-- start of Data excerpts --

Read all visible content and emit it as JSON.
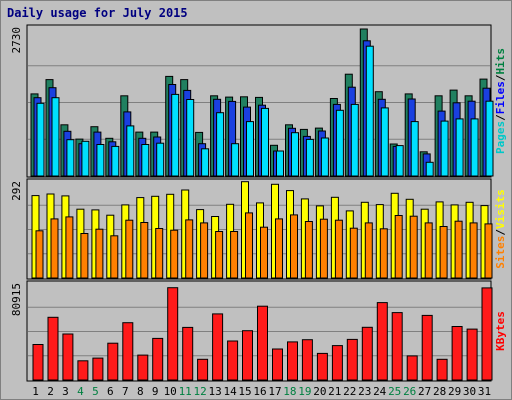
{
  "chart_data": {
    "type": "bar",
    "title": "Daily usage for July 2015",
    "categories": [
      "1",
      "2",
      "3",
      "4",
      "5",
      "6",
      "7",
      "8",
      "9",
      "10",
      "11",
      "12",
      "13",
      "14",
      "15",
      "16",
      "17",
      "18",
      "19",
      "20",
      "21",
      "22",
      "23",
      "24",
      "25",
      "26",
      "27",
      "28",
      "29",
      "30",
      "31"
    ],
    "weekend_days": [
      "4",
      "5",
      "11",
      "12",
      "18",
      "19",
      "25",
      "26"
    ],
    "grid": true,
    "panels": [
      {
        "id": "hits",
        "max_label": "2730",
        "ylim": [
          0,
          2730
        ],
        "labels": [
          {
            "text": "Pages",
            "color": "#00c8c8"
          },
          {
            "text": "Files",
            "color": "#0000ff"
          },
          {
            "text": "Hits",
            "color": "#008040"
          }
        ],
        "series": [
          {
            "name": "Hits",
            "color": "#208060",
            "values": [
              1525,
              1790,
              950,
              685,
              915,
              700,
              1490,
              815,
              815,
              1850,
              1790,
              810,
              1490,
              1465,
              1470,
              1460,
              570,
              950,
              865,
              890,
              1440,
              1890,
              2730,
              1565,
              595,
              1525,
              450,
              1490,
              1595,
              1490,
              1800
            ]
          },
          {
            "name": "Files",
            "color": "#1a40e0",
            "values": [
              1455,
              1640,
              830,
              600,
              815,
              635,
              1190,
              700,
              725,
              1700,
              1590,
              600,
              1425,
              1385,
              1280,
              1315,
              465,
              885,
              735,
              835,
              1330,
              1650,
              2510,
              1425,
              550,
              1430,
              410,
              1205,
              1360,
              1390,
              1630
            ]
          },
          {
            "name": "Pages",
            "color": "#00e0ff",
            "values": [
              1350,
              1455,
              675,
              645,
              585,
              550,
              930,
              585,
              610,
              1515,
              1420,
              505,
              1175,
              600,
              1010,
              1255,
              465,
              805,
              680,
              705,
              1220,
              1330,
              2410,
              1265,
              565,
              1010,
              255,
              1020,
              1060,
              1060,
              1390
            ]
          }
        ]
      },
      {
        "id": "visits",
        "max_label": "292",
        "ylim": [
          0,
          292
        ],
        "labels": [
          {
            "text": "Sites",
            "color": "#ff8000"
          },
          {
            "text": "Visits",
            "color": "#ffff00"
          }
        ],
        "series": [
          {
            "name": "Visits",
            "color": "#ffff00",
            "values": [
              248,
              253,
              247,
              207,
              205,
              189,
              220,
              242,
              246,
              252,
              265,
              206,
              185,
              222,
              290,
              226,
              282,
              263,
              238,
              217,
              243,
              202,
              228,
              221,
              255,
              237,
              207,
              229,
              220,
              228,
              218
            ]
          },
          {
            "name": "Sites",
            "color": "#ff8000",
            "values": [
              142,
              178,
              184,
              134,
              147,
              127,
              174,
              167,
              149,
              144,
              175,
              166,
              140,
              140,
              196,
              153,
              178,
              190,
              170,
              177,
              174,
              150,
              166,
              148,
              188,
              186,
              166,
              155,
              171,
              166,
              163
            ]
          }
        ]
      },
      {
        "id": "kbytes",
        "max_label": "80915",
        "ylim": [
          0,
          80915
        ],
        "labels": [
          {
            "text": "KBytes",
            "color": "#ff0000"
          }
        ],
        "series": [
          {
            "name": "KBytes",
            "color": "#ff1a1a",
            "values": [
              29600,
              52300,
              38400,
              16000,
              18300,
              30700,
              47800,
              20800,
              34700,
              77000,
              43900,
              17300,
              55100,
              32500,
              41100,
              61600,
              25900,
              31800,
              33600,
              22200,
              28700,
              33900,
              44000,
              64600,
              56200,
              20100,
              53900,
              17300,
              44600,
              42500,
              76800
            ]
          }
        ]
      }
    ]
  }
}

-- end of Data excerpts --

Problem details: Copy each line of the records containing the string "color".

Exercise output:
            "color": "#00c8c8"
            "color": "#0000ff"
            "color": "#008040"
            "color": "#208060",
            "color": "#1a40e0",
            "color": "#00e0ff",
            "color": "#ff8000"
            "color": "#ffff00"
            "color": "#ffff00",
            "color": "#ff8000",
            "color": "#ff0000"
            "color": "#ff1a1a",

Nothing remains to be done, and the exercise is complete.